DO THIS: Provide an exact reproduction of every entry.

Lines of data
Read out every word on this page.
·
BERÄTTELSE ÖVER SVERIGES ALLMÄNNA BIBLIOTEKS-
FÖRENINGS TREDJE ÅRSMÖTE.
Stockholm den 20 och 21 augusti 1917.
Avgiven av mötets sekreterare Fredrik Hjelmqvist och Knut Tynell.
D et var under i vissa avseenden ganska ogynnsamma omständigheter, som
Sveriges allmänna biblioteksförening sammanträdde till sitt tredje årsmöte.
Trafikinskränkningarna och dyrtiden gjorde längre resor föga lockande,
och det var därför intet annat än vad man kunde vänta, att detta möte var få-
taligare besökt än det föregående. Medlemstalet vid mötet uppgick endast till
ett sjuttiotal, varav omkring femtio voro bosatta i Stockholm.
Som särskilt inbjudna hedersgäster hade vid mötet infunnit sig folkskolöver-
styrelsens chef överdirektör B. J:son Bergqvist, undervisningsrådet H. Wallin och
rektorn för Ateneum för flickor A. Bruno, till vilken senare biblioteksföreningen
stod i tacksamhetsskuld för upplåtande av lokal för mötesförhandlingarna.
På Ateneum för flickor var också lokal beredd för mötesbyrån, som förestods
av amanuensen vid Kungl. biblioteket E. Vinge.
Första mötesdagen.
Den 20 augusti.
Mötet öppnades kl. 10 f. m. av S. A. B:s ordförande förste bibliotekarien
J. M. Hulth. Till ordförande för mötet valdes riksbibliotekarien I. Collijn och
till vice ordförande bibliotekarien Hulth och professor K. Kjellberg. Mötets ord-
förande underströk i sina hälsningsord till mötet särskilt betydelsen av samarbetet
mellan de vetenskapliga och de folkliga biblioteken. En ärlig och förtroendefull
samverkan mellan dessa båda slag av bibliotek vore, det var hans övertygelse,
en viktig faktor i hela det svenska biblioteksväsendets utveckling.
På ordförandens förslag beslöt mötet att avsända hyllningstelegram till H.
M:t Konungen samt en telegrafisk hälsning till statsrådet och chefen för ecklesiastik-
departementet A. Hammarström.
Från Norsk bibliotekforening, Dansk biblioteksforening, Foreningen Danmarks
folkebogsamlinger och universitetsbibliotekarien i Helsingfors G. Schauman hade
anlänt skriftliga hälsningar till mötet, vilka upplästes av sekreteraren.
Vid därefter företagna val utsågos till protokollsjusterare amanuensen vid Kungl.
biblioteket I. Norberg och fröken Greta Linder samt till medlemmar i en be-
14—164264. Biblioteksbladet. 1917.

EXERCISE OUTPUT:
Read out every word on this page.
·
BERÄTTELSE ÖVER SVERIGES ALLMÄNNA BIBLIOTEKS-
FÖRENINGS TREDJE ÅRSMÖTE.
Stockholm den 20 och 21 augusti 1917.
Avgiven av mötets sekreterare Fredrik Hjelmqvist och Knut Tynell.
D et var under i vissa avseenden ganska ogynnsamma omständigheter, som
Sveriges allmänna biblioteksförening sammanträdde till sitt tredje årsmöte.
Trafikinskränkningarna och dyrtiden gjorde längre resor föga lockande,
och det var därför intet annat än vad man kunde vänta, att detta möte var få-
taligare besökt än det föregående. Medlemstalet vid mötet uppgick endast till
ett sjuttiotal, varav omkring femtio voro bosatta i Stockholm.
Som särskilt inbjudna hedersgäster hade vid mötet infunnit sig folkskolöver-
styrelsens chef överdirektör B. J:son Bergqvist, undervisningsrådet H. Wallin och
rektorn för Ateneum för flickor A. Bruno, till vilken senare biblioteksföreningen
stod i tacksamhetsskuld för upplåtande av lokal för mötesförhandlingarna.
På Ateneum för flickor var också lokal beredd för mötesbyrån, som förestods
av amanuensen vid Kungl. biblioteket E. Vinge.
Första mötesdagen.
Den 20 augusti.
Mötet öppnades kl. 10 f. m. av S. A. B:s ordförande förste bibliotekarien
J. M. Hulth. Till ordförande för mötet valdes riksbibliotekarien I. Collijn och
till vice ordförande bibliotekarien Hulth och professor K. Kjellberg. Mötets ord-
förande underströk i sina hälsningsord till mötet särskilt betydelsen av samarbetet
mellan de vetenskapliga och de folkliga biblioteken. En ärlig och förtroendefull
samverkan mellan dessa båda slag av bibliotek vore, det var hans övertygelse,
en viktig faktor i hela det svenska biblioteksväsendets utveckling.
På ordförandens förslag beslöt mötet att avsända hyllningstelegram till H.
M:t Konungen samt en telegrafisk hälsning till statsrådet och chefen för ecklesiastik-
departementet A. Hammarström.
Från Norsk bibliotekforening, Dansk biblioteksforening, Foreningen Danmarks
folkebogsamlinger och universitetsbibliotekarien i Helsingfors G. Schauman hade
anlänt skriftliga hälsningar till mötet, vilka upplästes av sekreteraren.
Vid därefter företagna val utsågos till protokollsjusterare amanuensen vid Kungl.
biblioteket I. Norberg och fröken Greta Linder samt till medlemmar i en be-
14—164264. Biblioteksbladet. 1917.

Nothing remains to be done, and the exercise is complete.